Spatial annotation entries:
--- start ---
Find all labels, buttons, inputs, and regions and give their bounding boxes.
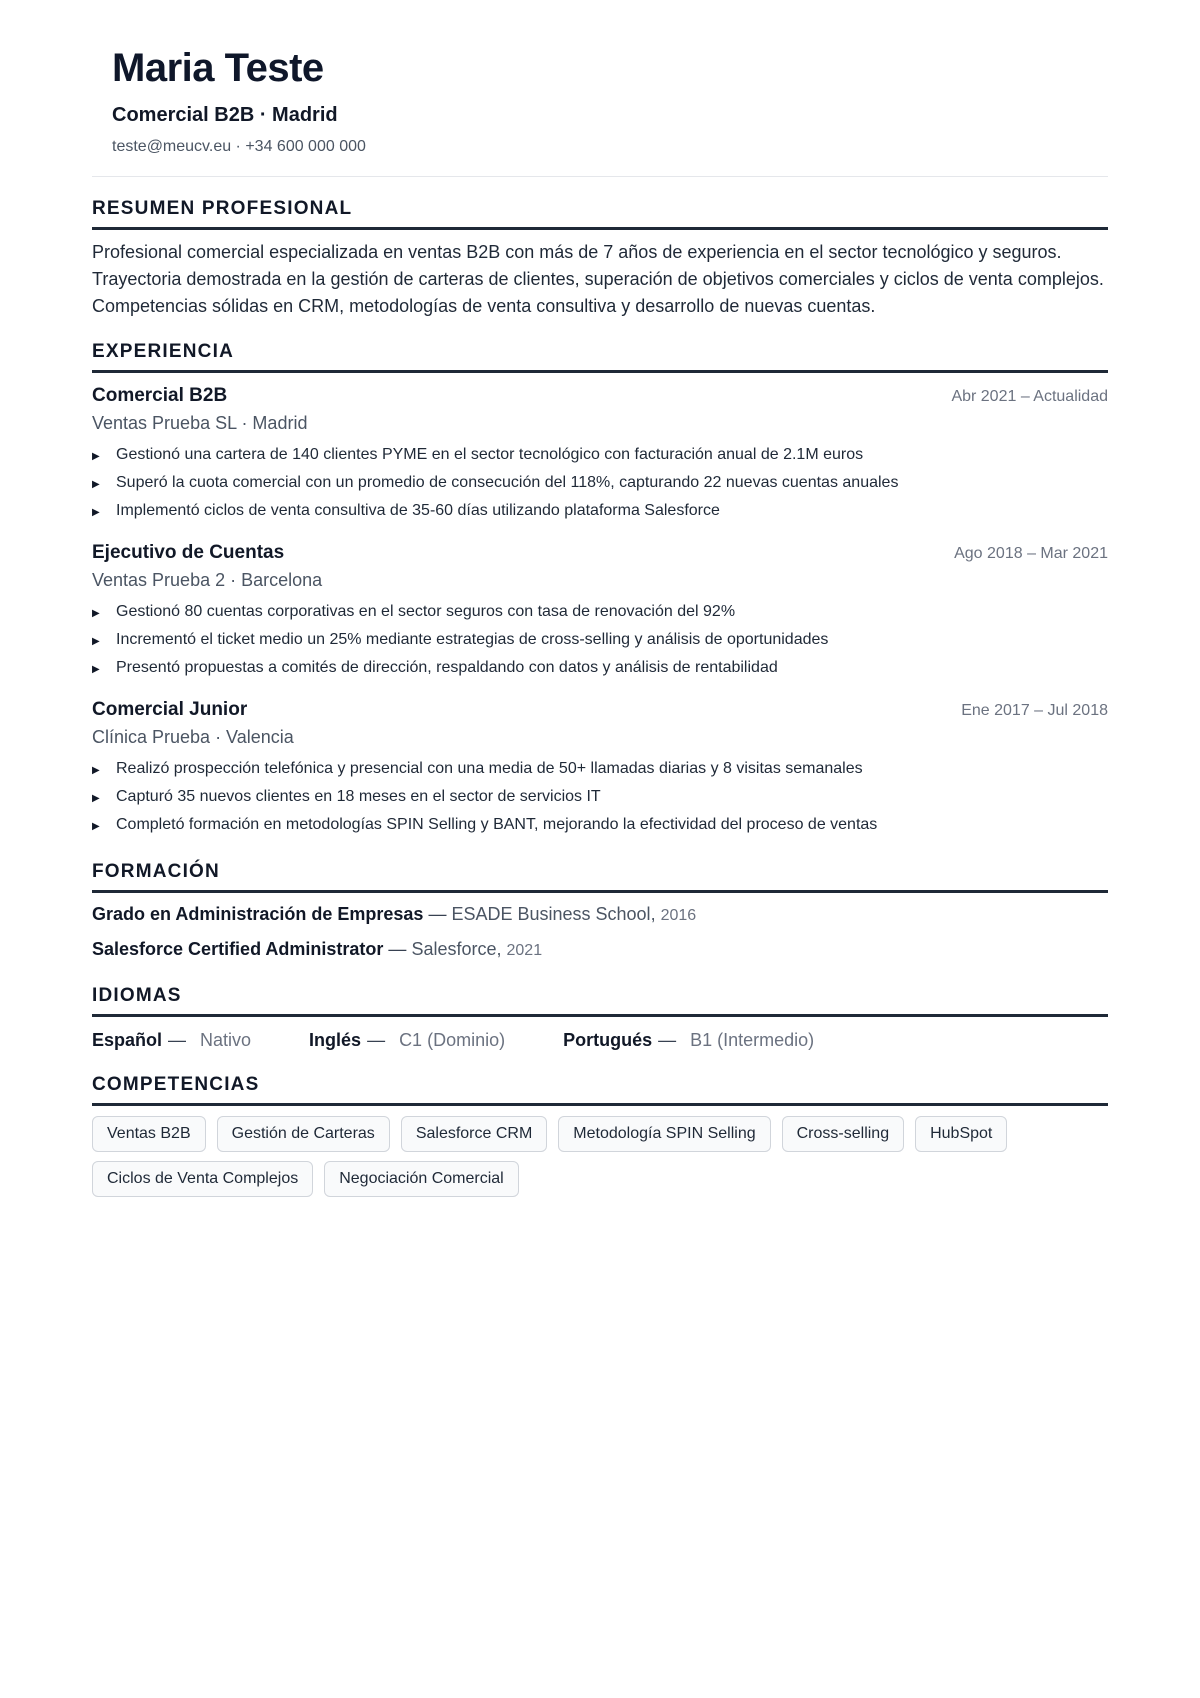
education-section	[92, 860, 1108, 964]
education-degree: Grado en Administración de Empresas	[92, 904, 424, 924]
job-bullet-text: Completó formación en metodologías SPIN Selling y BANT, mejorando la efectividad del proceso de ventas	[116, 816, 878, 833]
language-separator: —	[658, 1030, 677, 1050]
summary-text: Profesional comercial especializada en ventas B2B con más de 7 años de experiencia en el sector tecnológico y seguros. Trayectoria demostrada en la gestión de carteras de clientes, superación de objetivos comerciales y ciclos de venta complejos. Competencias sólidas en CRM, metodologías de venta consultiva y desarrollo de nuevas cuentas.	[92, 242, 1104, 316]
summary-title: RESUMEN PROFESIONAL	[92, 197, 1108, 230]
job-bullet	[92, 627, 1108, 655]
contact-info: teste@meucv.eu · +34 600 000 000	[112, 138, 366, 155]
triangle-bullet-icon: ▶	[92, 664, 100, 675]
candidate-headline: Comercial B2B · Madrid	[112, 104, 338, 126]
job-bullet-text: Realizó prospección telefónica y presencial con una media de 50+ llamadas diarias y 8 visitas semanales	[116, 760, 863, 777]
job-title: Comercial Junior	[92, 699, 248, 720]
job-company: Ventas Prueba 2 · Barcelona	[92, 570, 323, 590]
triangle-bullet-icon: ▶	[92, 451, 100, 462]
skills-title: COMPETENCIAS	[92, 1073, 1108, 1106]
triangle-bullet-icon: ▶	[92, 507, 100, 518]
job-entry	[92, 540, 1108, 683]
job-title: Ejecutivo de Cuentas	[92, 542, 285, 563]
job-bullet	[92, 442, 1108, 470]
job-dates: Abr 2021 – Actualidad	[951, 388, 1108, 405]
triangle-bullet-icon: ▶	[92, 479, 100, 490]
job-bullet	[92, 498, 1108, 526]
skill-tag: Salesforce CRM	[401, 1116, 547, 1152]
job-bullet-text: Gestionó 80 cuentas corporativas en el sector seguros con tasa de renovación del 92%	[116, 603, 736, 620]
job-bullet-text: Capturó 35 nuevos clientes en 18 meses en el sector de servicios IT	[116, 788, 601, 805]
education-title: FORMACIÓN	[92, 860, 1108, 893]
job-company: Ventas Prueba SL · Madrid	[92, 413, 308, 433]
language-item	[563, 1027, 814, 1053]
education-year: 2016	[660, 907, 697, 924]
job-bullets	[92, 442, 1108, 526]
skills-list	[92, 1116, 1108, 1206]
skills-section	[92, 1073, 1108, 1206]
job-bullet	[92, 756, 1108, 784]
job-entry	[92, 697, 1108, 840]
skill-tag: Ventas B2B	[92, 1116, 206, 1152]
job-bullet	[92, 784, 1108, 812]
job-bullets	[92, 599, 1108, 683]
education-entry: Grado en Administración de Empresas — ESADE Business School, 2016	[92, 904, 697, 924]
job-dates: Ene 2017 – Jul 2018	[961, 702, 1108, 719]
skill-tag: Metodología SPIN Selling	[558, 1116, 770, 1152]
education-entry: Salesforce Certified Administrator — Salesforce, 2021	[92, 939, 543, 959]
summary-section	[92, 197, 1108, 320]
job-company: Clínica Prueba · Valencia	[92, 727, 294, 747]
language-item	[309, 1027, 505, 1053]
job-header	[92, 540, 1108, 566]
education-school: ESADE Business School	[451, 904, 651, 924]
language-name: Español	[92, 1030, 163, 1050]
language-name: Inglés	[309, 1030, 362, 1050]
triangle-bullet-icon: ▶	[92, 636, 100, 647]
triangle-bullet-icon: ▶	[92, 821, 100, 832]
language-level: B1 (Intermedio)	[690, 1030, 815, 1050]
triangle-bullet-icon: ▶	[92, 608, 100, 619]
job-entry	[92, 383, 1108, 526]
resume-header	[92, 0, 1108, 177]
triangle-bullet-icon: ▶	[92, 765, 100, 776]
job-bullet-text: Presentó propuestas a comités de dirección, respaldando con datos y análisis de rentabilidad	[116, 659, 778, 676]
language-level: Nativo	[200, 1030, 252, 1050]
education-school: Salesforce	[411, 939, 497, 959]
job-header	[92, 697, 1108, 723]
job-bullet	[92, 812, 1108, 840]
language-separator: —	[367, 1030, 386, 1050]
job-bullet-text: Incrementó el ticket medio un 25% mediante estrategias de cross-selling y análisis de oportunidades	[116, 631, 829, 648]
skill-tag: Gestión de Carteras	[217, 1116, 390, 1152]
candidate-name: Maria Teste	[112, 46, 324, 90]
language-level: C1 (Dominio)	[399, 1030, 506, 1050]
language-name: Portugués	[563, 1030, 653, 1050]
language-separator: —	[168, 1030, 187, 1050]
skill-tag: Negociación Comercial	[324, 1161, 519, 1197]
languages-title: IDIOMAS	[92, 984, 1108, 1017]
education-year: 2021	[506, 942, 543, 959]
language-item	[92, 1027, 251, 1053]
job-bullet-text: Gestionó una cartera de 140 clientes PYME en el sector tecnológico con facturación anual de 2.1M euros	[116, 446, 864, 463]
job-title: Comercial B2B	[92, 385, 228, 406]
job-bullet-text: Implementó ciclos de venta consultiva de 35-60 días utilizando plataforma Salesforce	[116, 502, 720, 519]
experience-section	[92, 340, 1108, 840]
languages-section	[92, 984, 1108, 1053]
skill-tag: Ciclos de Venta Complejos	[92, 1161, 313, 1197]
education-degree: Salesforce Certified Administrator	[92, 939, 384, 959]
job-header	[92, 383, 1108, 409]
job-bullet	[92, 655, 1108, 683]
education-separator: —	[383, 939, 412, 959]
job-bullet	[92, 599, 1108, 627]
triangle-bullet-icon: ▶	[92, 793, 100, 804]
job-bullets	[92, 756, 1108, 840]
job-bullet	[92, 470, 1108, 498]
education-separator: —	[423, 904, 452, 924]
skill-tag: HubSpot	[915, 1116, 1007, 1152]
experience-title: EXPERIENCIA	[92, 340, 1108, 373]
languages-list	[92, 1027, 1108, 1053]
skill-tag: Cross-selling	[782, 1116, 904, 1152]
job-dates: Ago 2018 – Mar 2021	[954, 545, 1108, 562]
job-bullet-text: Superó la cuota comercial con un promedio de consecución del 118%, capturando 22 nuevas cuentas anuales	[116, 474, 899, 491]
--- end ---
- [EXERCISE AIM]: Please rewrite all the entries above with every "triangle-bullet-icon" swapped for "arrow-bullet-icon", keeping everything else unchanged. Leave the pictures out of your answer.

- [REPLY TO THE EXERCISE]:
Find all labels, buttons, inputs, and regions and give their bounding boxes.
education-section	[92, 860, 1108, 964]
education-degree: Grado en Administración de Empresas	[92, 904, 424, 924]
job-bullet-text: Completó formación en metodologías SPIN Selling y BANT, mejorando la efectividad del proceso de ventas	[116, 816, 878, 833]
language-separator: —	[658, 1030, 677, 1050]
summary-text: Profesional comercial especializada en ventas B2B con más de 7 años de experiencia en el sector tecnológico y seguros. Trayectoria demostrada en la gestión de carteras de clientes, superación de objetivos comerciales y ciclos de venta complejos. Competencias sólidas en CRM, metodologías de venta consultiva y desarrollo de nuevas cuentas.	[92, 242, 1104, 316]
summary-title: RESUMEN PROFESIONAL	[92, 197, 1108, 230]
job-bullet	[92, 627, 1108, 655]
contact-info: teste@meucv.eu · +34 600 000 000	[112, 138, 366, 155]
arrow-bullet-icon: ▶	[92, 664, 100, 675]
candidate-headline: Comercial B2B · Madrid	[112, 104, 338, 126]
job-bullet-text: Realizó prospección telefónica y presencial con una media de 50+ llamadas diarias y 8 visitas semanales	[116, 760, 863, 777]
job-title: Comercial Junior	[92, 699, 248, 720]
job-company: Ventas Prueba 2 · Barcelona	[92, 570, 323, 590]
arrow-bullet-icon: ▶	[92, 451, 100, 462]
skills-title: COMPETENCIAS	[92, 1073, 1108, 1106]
arrow-bullet-icon: ▶	[92, 507, 100, 518]
job-entry	[92, 540, 1108, 683]
job-title: Ejecutivo de Cuentas	[92, 542, 285, 563]
job-bullet	[92, 442, 1108, 470]
job-dates: Abr 2021 – Actualidad	[951, 388, 1108, 405]
arrow-bullet-icon: ▶	[92, 479, 100, 490]
job-bullet	[92, 498, 1108, 526]
skill-tag: Salesforce CRM	[401, 1116, 547, 1152]
job-bullet-text: Gestionó 80 cuentas corporativas en el sector seguros con tasa de renovación del 92%	[116, 603, 736, 620]
job-bullet-text: Capturó 35 nuevos clientes en 18 meses en el sector de servicios IT	[116, 788, 601, 805]
education-title: FORMACIÓN	[92, 860, 1108, 893]
job-company: Ventas Prueba SL · Madrid	[92, 413, 308, 433]
language-item	[563, 1027, 814, 1053]
education-year: 2016	[660, 907, 697, 924]
job-bullets	[92, 442, 1108, 526]
skills-list	[92, 1116, 1108, 1206]
skills-section	[92, 1073, 1108, 1206]
job-bullet	[92, 756, 1108, 784]
job-entry	[92, 697, 1108, 840]
skill-tag: Ventas B2B	[92, 1116, 206, 1152]
job-bullet	[92, 784, 1108, 812]
job-bullets	[92, 599, 1108, 683]
education-entry: Grado en Administración de Empresas — ESADE Business School, 2016	[92, 904, 697, 924]
job-dates: Ene 2017 – Jul 2018	[961, 702, 1108, 719]
skill-tag: Metodología SPIN Selling	[558, 1116, 770, 1152]
education-entry: Salesforce Certified Administrator — Salesforce, 2021	[92, 939, 543, 959]
summary-section	[92, 197, 1108, 320]
job-company: Clínica Prueba · Valencia	[92, 727, 294, 747]
language-item	[309, 1027, 505, 1053]
job-header	[92, 540, 1108, 566]
education-school: ESADE Business School	[451, 904, 651, 924]
language-name: Español	[92, 1030, 163, 1050]
language-name: Inglés	[309, 1030, 362, 1050]
arrow-bullet-icon: ▶	[92, 636, 100, 647]
arrow-bullet-icon: ▶	[92, 821, 100, 832]
language-level: B1 (Intermedio)	[690, 1030, 815, 1050]
arrow-bullet-icon: ▶	[92, 608, 100, 619]
job-entry	[92, 383, 1108, 526]
resume-header	[92, 0, 1108, 177]
arrow-bullet-icon: ▶	[92, 765, 100, 776]
job-bullet-text: Presentó propuestas a comités de dirección, respaldando con datos y análisis de rentabilidad	[116, 659, 778, 676]
language-level: Nativo	[200, 1030, 252, 1050]
education-school: Salesforce	[411, 939, 497, 959]
job-header	[92, 697, 1108, 723]
job-bullet	[92, 812, 1108, 840]
language-separator: —	[367, 1030, 386, 1050]
job-bullet-text: Incrementó el ticket medio un 25% mediante estrategias de cross-selling y análisis de oportunidades	[116, 631, 829, 648]
skill-tag: Gestión de Carteras	[217, 1116, 390, 1152]
candidate-name: Maria Teste	[112, 46, 324, 90]
language-level: C1 (Dominio)	[399, 1030, 506, 1050]
language-name: Portugués	[563, 1030, 653, 1050]
language-separator: —	[168, 1030, 187, 1050]
skill-tag: Negociación Comercial	[324, 1161, 519, 1197]
languages-title: IDIOMAS	[92, 984, 1108, 1017]
education-year: 2021	[506, 942, 543, 959]
language-item	[92, 1027, 251, 1053]
job-bullet-text: Gestionó una cartera de 140 clientes PYME en el sector tecnológico con facturación anual de 2.1M euros	[116, 446, 864, 463]
job-title: Comercial B2B	[92, 385, 228, 406]
job-bullet-text: Implementó ciclos de venta consultiva de 35-60 días utilizando plataforma Salesforce	[116, 502, 720, 519]
experience-section	[92, 340, 1108, 840]
languages-section	[92, 984, 1108, 1053]
skill-tag: Ciclos de Venta Complejos	[92, 1161, 313, 1197]
education-degree: Salesforce Certified Administrator	[92, 939, 384, 959]
job-header	[92, 383, 1108, 409]
job-bullet	[92, 655, 1108, 683]
education-separator: —	[383, 939, 412, 959]
job-bullet	[92, 599, 1108, 627]
arrow-bullet-icon: ▶	[92, 793, 100, 804]
job-bullets	[92, 756, 1108, 840]
job-bullet	[92, 470, 1108, 498]
education-separator: —	[423, 904, 452, 924]
skill-tag: HubSpot	[915, 1116, 1007, 1152]
experience-title: EXPERIENCIA	[92, 340, 1108, 373]
languages-list	[92, 1027, 1108, 1053]
skill-tag: Cross-selling	[782, 1116, 904, 1152]
job-dates: Ago 2018 – Mar 2021	[954, 545, 1108, 562]
job-bullet-text: Superó la cuota comercial con un promedio de consecución del 118%, capturando 22 nuevas cuentas anuales	[116, 474, 899, 491]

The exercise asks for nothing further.